**Lines of data**.

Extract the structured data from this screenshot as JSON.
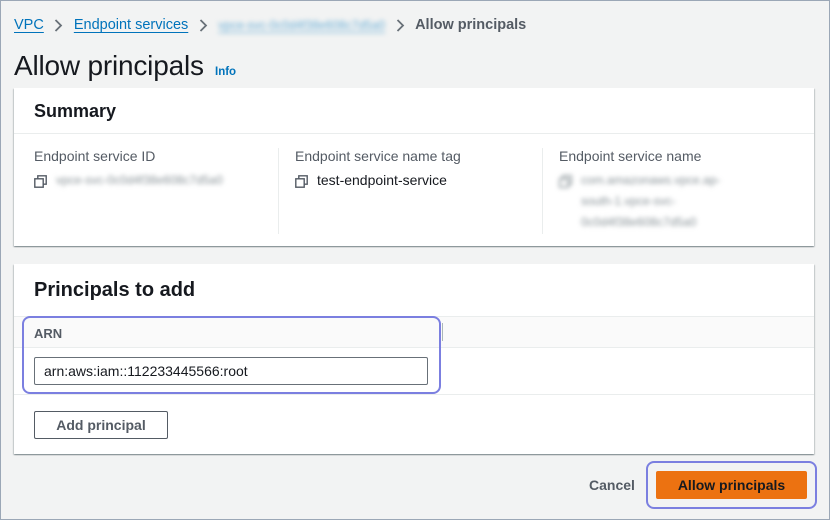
{
  "breadcrumb": {
    "items": [
      {
        "label": "VPC"
      },
      {
        "label": "Endpoint services"
      },
      {
        "label": "vpce-svc-0c0d4f38e608c7d5a0"
      }
    ],
    "current": "Allow principals"
  },
  "page": {
    "title": "Allow principals",
    "info_label": "Info"
  },
  "summary": {
    "title": "Summary",
    "fields": [
      {
        "label": "Endpoint service ID",
        "value": "vpce-svc-0c0d4f38e608c7d5a0"
      },
      {
        "label": "Endpoint service name tag",
        "value": "test-endpoint-service"
      },
      {
        "label": "Endpoint service name",
        "value_lines": [
          "com.amazonaws.vpce.ap-",
          "south-1.vpce-svc-",
          "0c0d4f38e608c7d5a0"
        ]
      }
    ]
  },
  "principals": {
    "title": "Principals to add",
    "column_header": "ARN",
    "arn_value": "arn:aws:iam::112233445566:root",
    "add_button_label": "Add principal"
  },
  "footer": {
    "cancel_label": "Cancel",
    "submit_label": "Allow principals"
  },
  "colors": {
    "link": "#0073bb",
    "primary_button": "#ec7211",
    "highlight": "#7b7fe0",
    "background": "#f2f3f3"
  },
  "icons": {
    "copy": "copy-icon",
    "separator": "chevron-right-icon"
  }
}
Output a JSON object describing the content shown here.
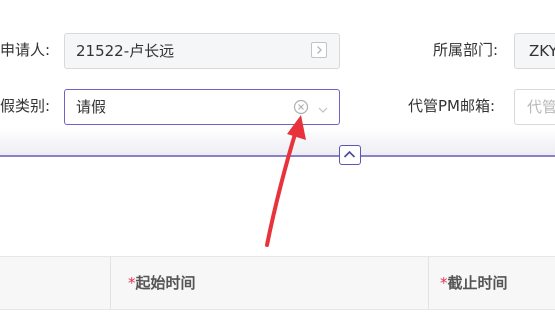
{
  "form": {
    "applicant": {
      "label": "申请人:",
      "value": "21522-卢长远"
    },
    "department": {
      "label": "所属部门:",
      "value": "ZKY"
    },
    "leave_type": {
      "label": "假类别:",
      "value": "请假"
    },
    "pm_email": {
      "label": "代管PM邮箱:",
      "placeholder": "代管"
    }
  },
  "table": {
    "headers": [
      {
        "required": "",
        "label": ""
      },
      {
        "required": "*",
        "label": "起始时间"
      },
      {
        "required": "*",
        "label": "截止时间"
      }
    ]
  },
  "colors": {
    "accent": "#6f63c9",
    "annotation_arrow": "#e8333c",
    "required": "#e0364b"
  },
  "icons": {
    "lookup": "lookup-square-icon",
    "clear": "clear-circle-icon",
    "dropdown": "chevron-down-icon",
    "collapse": "chevron-up-icon",
    "annotation": "red-arrow-annotation"
  }
}
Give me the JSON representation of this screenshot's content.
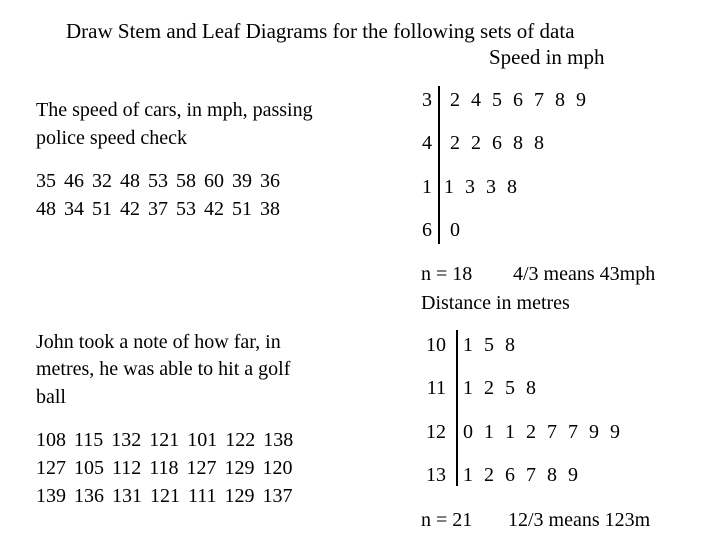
{
  "title": "Draw Stem and Leaf Diagrams for the following sets of data",
  "subtitle_speed": "Speed in mph",
  "speed": {
    "description_lines": [
      "The speed of cars, in mph, passing",
      "police speed check"
    ],
    "data_lines": [
      "35  46  32  48  53  58  60  39  36",
      "48  34  51  42  37  53  42  51  38"
    ],
    "rows": [
      {
        "stem": "3",
        "leaves": "2 4 5 6 7 8 9"
      },
      {
        "stem": "4",
        "leaves": "2 2 6 8 8"
      },
      {
        "stem": "1",
        "leaves": "1 3 3 8"
      },
      {
        "stem": "6",
        "leaves": "0"
      }
    ],
    "n_label": "n = 18",
    "key": "4/3 means 43mph"
  },
  "distance": {
    "heading": "Distance in metres",
    "description_lines": [
      "John took a note of how far, in",
      "metres,  he was able to hit a golf",
      "ball"
    ],
    "data_lines": [
      "108  115  132  121  101  122  138",
      "127  105  112  118  127  129  120",
      "139  136  131  121  111  129  137"
    ],
    "rows": [
      {
        "stem": "10",
        "leaves": "1 5 8"
      },
      {
        "stem": "11",
        "leaves": "1 2 5  8"
      },
      {
        "stem": "12",
        "leaves": "0 1 1 2 7 7 9 9"
      },
      {
        "stem": "13",
        "leaves": "1 2 6 7 8 9"
      }
    ],
    "n_label": "n = 21",
    "key": "12/3 means 123m"
  }
}
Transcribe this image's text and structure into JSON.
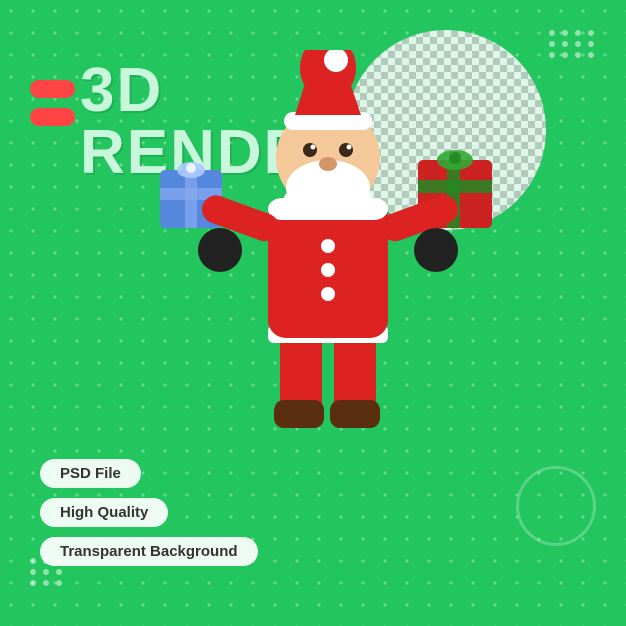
{
  "page": {
    "background_color": "#22c55e",
    "title_line1": "3D",
    "title_line2": "RENDER",
    "badges": [
      {
        "label": "PSD File"
      },
      {
        "label": "High Quality"
      },
      {
        "label": "Transparent Background"
      }
    ],
    "dots_top_right_count": 12,
    "dots_bottom_left_count": 9,
    "red_bars_count": 2,
    "circle_checker": true,
    "circle_bottom_right": true
  }
}
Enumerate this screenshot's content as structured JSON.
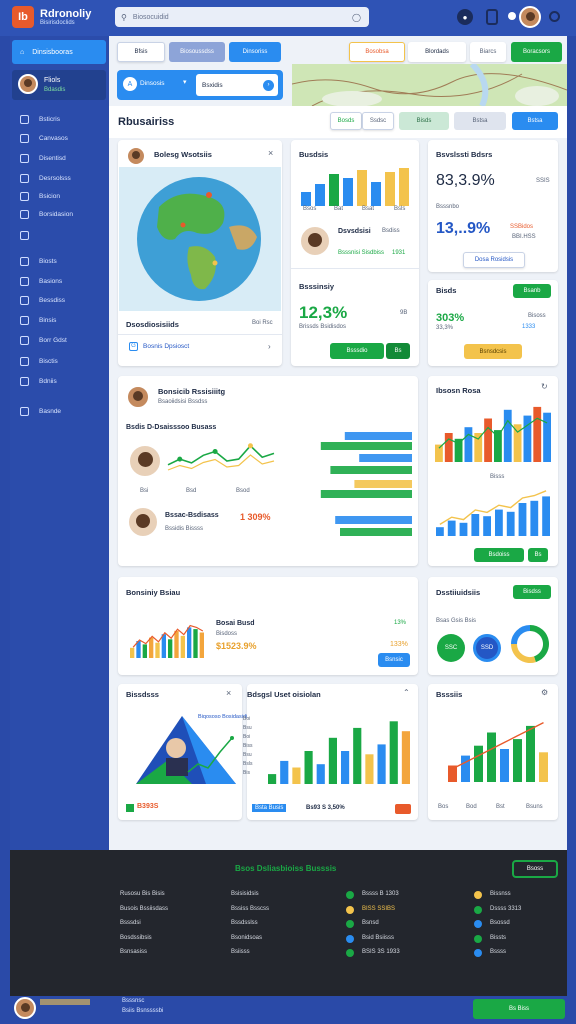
{
  "app": {
    "logo_text": "Ib",
    "title": "Rdronoliy",
    "subtitle": "Bisirisdoclids"
  },
  "search": {
    "placeholder": "Biosocuidid"
  },
  "sidebar": {
    "active_label": "Dinsisbooras",
    "user_name": "Fliols",
    "user_status": "Bdasdis",
    "items": [
      "Bsticris",
      "Canvasos",
      "Disentisd",
      "Desrsolsss",
      "Bsicion",
      "Borsidasion",
      "",
      "Biosts",
      "Basions",
      "Bessdiss",
      "Binsis",
      "Borr Gdst",
      "Bisctis",
      "Bdniis",
      "Basnde"
    ]
  },
  "toolbar": {
    "tabs": [
      "Bfsis",
      "Biosoussdss",
      "Dinsoriss"
    ],
    "right_buttons": [
      "Bosobsa",
      "Blordads",
      "Biarcs",
      "Boracsors"
    ],
    "filter_select": "Dinsosis",
    "filter_input": "Bsxidis"
  },
  "overview": {
    "title": "Rbusairiss",
    "actions": [
      "Bosds",
      "Ssdsc",
      "Bisds",
      "Bstsa"
    ]
  },
  "map_card": {
    "title": "Bolesg Wsotsiis",
    "footer_title": "Dsosdiosisiids",
    "footer_value": "Boi Rsc",
    "link": "Bosnis Dpsiosct",
    "count": "G"
  },
  "bars_card": {
    "title": "Busdsis",
    "x_labels": [
      "Bsos",
      "Bat",
      "Bsat",
      "Bsls"
    ],
    "person_title": "Dsvsdsisi",
    "person_value": "Bsdiss",
    "person_sub": "Bsssnisi Sisdbiss",
    "person_num": "1931",
    "values": [
      0.35,
      0.55,
      0.8,
      0.7,
      0.9,
      0.6,
      0.85,
      0.95
    ],
    "colors": [
      "#2a8cf0",
      "#2a8cf0",
      "#1aa845",
      "#2a8cf0",
      "#f3c34c",
      "#2a8cf0",
      "#f3c34c",
      "#f3c34c"
    ]
  },
  "stat_card": {
    "title": "Bsvslssti Bdsrs",
    "value": "83,3.9%",
    "tag": "SSIS",
    "label": "Bsssnbo",
    "value2": "13,..9%",
    "aside1": "SSBidos",
    "aside2": "BBI.HSS",
    "button": "Dosa Rosidsis"
  },
  "growth_card": {
    "title": "Bsssinsiy",
    "value": "12,3%",
    "sub": "Brissds Bsidisdos",
    "num": "9B",
    "button": "Bsssdio",
    "button2": "Bs"
  },
  "sales_card": {
    "title": "Bisds",
    "button": "Bsanb",
    "value": "303%",
    "value2": "33,3%",
    "aside": "Bisoss",
    "aside2": "1333",
    "button_yellow": "Bsnsdcsis"
  },
  "team_card": {
    "title": "Bonsicib Rssisiiitg",
    "subtitle": "Bsaoiidsisi Bssdss",
    "section": "Bsdis D-Dsaisssoo Busass",
    "person2_name": "Bssac-Bsdisass",
    "person2_sub": "Bssidis Bissss",
    "person2_value": "1 309%",
    "chart_labels": [
      "Bsi",
      "Bsd",
      "Bsod"
    ],
    "line_values": [
      0.4,
      0.55,
      0.45,
      0.65,
      0.75,
      0.5,
      0.55,
      0.9,
      0.6,
      0.7
    ],
    "hbars": [
      0.7,
      0.95,
      0.55,
      0.85,
      0.6,
      0.95,
      0.8,
      0.75
    ]
  },
  "mixed_card": {
    "title": "Ibsosn Rosa",
    "x_label": "Bisss",
    "button": "Bsdoiss",
    "button2": "Bs",
    "values": [
      0.3,
      0.5,
      0.4,
      0.6,
      0.5,
      0.75,
      0.55,
      0.9,
      0.65,
      0.8,
      0.95,
      0.85
    ],
    "line": [
      0.2,
      0.35,
      0.3,
      0.5,
      0.45,
      0.6,
      0.55,
      0.75,
      0.8,
      0.9
    ]
  },
  "revenue_card": {
    "title": "Bonsiniy Bsiau",
    "label": "Bosai Busd",
    "sub": "Bisdoss",
    "value": "$1523.9%",
    "aside": "13%",
    "aside2": "133%",
    "button": "Bsnsic",
    "values": [
      0.3,
      0.5,
      0.4,
      0.6,
      0.45,
      0.7,
      0.55,
      0.8,
      0.65,
      0.9,
      0.85,
      0.75
    ]
  },
  "donut_card": {
    "title": "Dsstiiuidsiis",
    "button": "Bisdss",
    "label": "Bsas Gsis Bsis",
    "values": [
      "SSC",
      "SSD"
    ],
    "slices": [
      0.45,
      0.3,
      0.25
    ]
  },
  "campaign_card": {
    "title": "Bissdsss",
    "legend": "Biqososo Bosidasidia",
    "footer_value": "B393S",
    "footer_sub": "Bosds",
    "tag": "Bsc"
  },
  "distribution_card": {
    "title": "Bdsgsl Uset oisiolan",
    "legend": [
      "Boi",
      "Bsu",
      "Boi",
      "Biss",
      "Bsu",
      "Bsls",
      "Bis",
      "Bsds"
    ],
    "footer": "Bsta Busis",
    "footer_value": "Bs93 S 3,50%",
    "values": [
      0.15,
      0.35,
      0.25,
      0.5,
      0.3,
      0.7,
      0.5,
      0.85,
      0.45,
      0.6,
      0.95,
      0.8
    ],
    "colors": [
      "#1aa845",
      "#2a8cf0",
      "#f3c34c",
      "#1aa845",
      "#2a8cf0",
      "#1aa845",
      "#2a8cf0",
      "#1aa845",
      "#f3c34c",
      "#2a8cf0",
      "#1aa845",
      "#f3a53c"
    ]
  },
  "summary_card": {
    "title": "Bsssiis",
    "x_labels": [
      "Bos",
      "Bod",
      "Bst",
      "Bsuns"
    ],
    "values": [
      0.25,
      0.4,
      0.55,
      0.75,
      0.5,
      0.65,
      0.85,
      0.45
    ],
    "colors": [
      "#e85a2b",
      "#2a8cf0",
      "#1aa845",
      "#1aa845",
      "#2a8cf0",
      "#1aa845",
      "#1aa845",
      "#f3c34c"
    ]
  },
  "footer": {
    "title": "Bsos Dsliasbioiss Busssis",
    "button": "Bsoss",
    "col1": [
      "Rusosu Bis Bisis",
      "Busois Bssiisdass",
      "Bsssdsi",
      "Bosdssibsis",
      "Bsnsasiss"
    ],
    "col2": [
      "Bsisisidsis",
      "Bssiss Bsscss",
      "Bssdsslss",
      "Bsonidsoas",
      "Bsiisss"
    ],
    "col3": [
      "Bssss B 1303",
      "BISS SSIBS",
      "Bsnsd",
      "Bsid Bsiisss",
      "BSIS 3S 1933"
    ],
    "col4": [
      "Bissnss",
      "Dssss 3313",
      "Bsossd",
      "Bissts",
      "Bssss"
    ]
  },
  "bottom": {
    "name": "Bsssnsc",
    "sub": "Bsiis Bsnssssbi",
    "button": "Bs Biss"
  }
}
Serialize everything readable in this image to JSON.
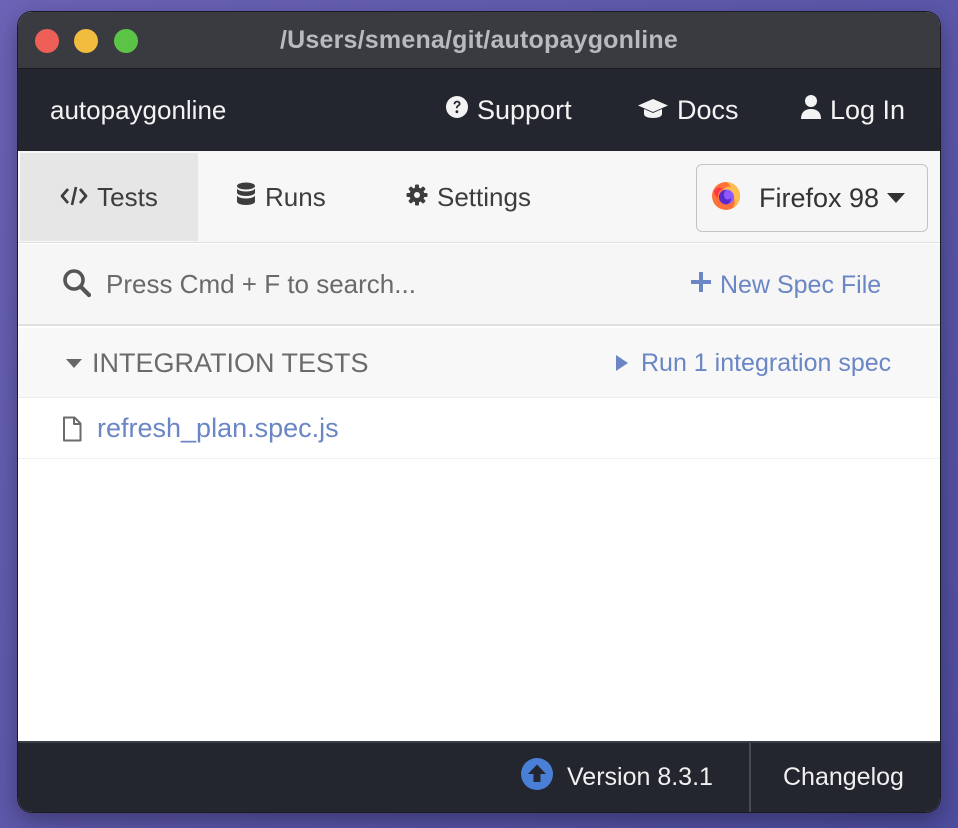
{
  "window": {
    "title": "/Users/smena/git/autopaygonline"
  },
  "topnav": {
    "project_name": "autopaygonline",
    "links": [
      {
        "label": "Support",
        "icon": "question-circle-icon"
      },
      {
        "label": "Docs",
        "icon": "graduation-cap-icon"
      },
      {
        "label": "Log In",
        "icon": "user-icon"
      }
    ]
  },
  "tabs": [
    {
      "label": "Tests",
      "icon": "code-icon",
      "active": true
    },
    {
      "label": "Runs",
      "icon": "database-icon",
      "active": false
    },
    {
      "label": "Settings",
      "icon": "gear-icon",
      "active": false
    }
  ],
  "browser": {
    "selected": "Firefox 98",
    "icon": "firefox-icon"
  },
  "search": {
    "placeholder": "Press Cmd + F to search...",
    "value": ""
  },
  "new_spec": {
    "label": "New Spec File"
  },
  "integration": {
    "title": "INTEGRATION TESTS",
    "run_label": "Run 1 integration spec",
    "specs": [
      {
        "name": "refresh_plan.spec.js"
      }
    ]
  },
  "footer": {
    "version": "Version 8.3.1",
    "changelog": "Changelog"
  },
  "colors": {
    "accent": "#6a86c4",
    "nav_bg": "#23262e",
    "update_icon": "#4a7fd8"
  }
}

**WHAT THE EXERCISE ASKS**.
Using the records above, pull out each line where the word "screenshot" occurs.

**TASK SOLUTION**.
Extract the structured data from this screenshot as JSON.
Give me the JSON representation of this screenshot's content.
Enumerate this screenshot's content as structured JSON.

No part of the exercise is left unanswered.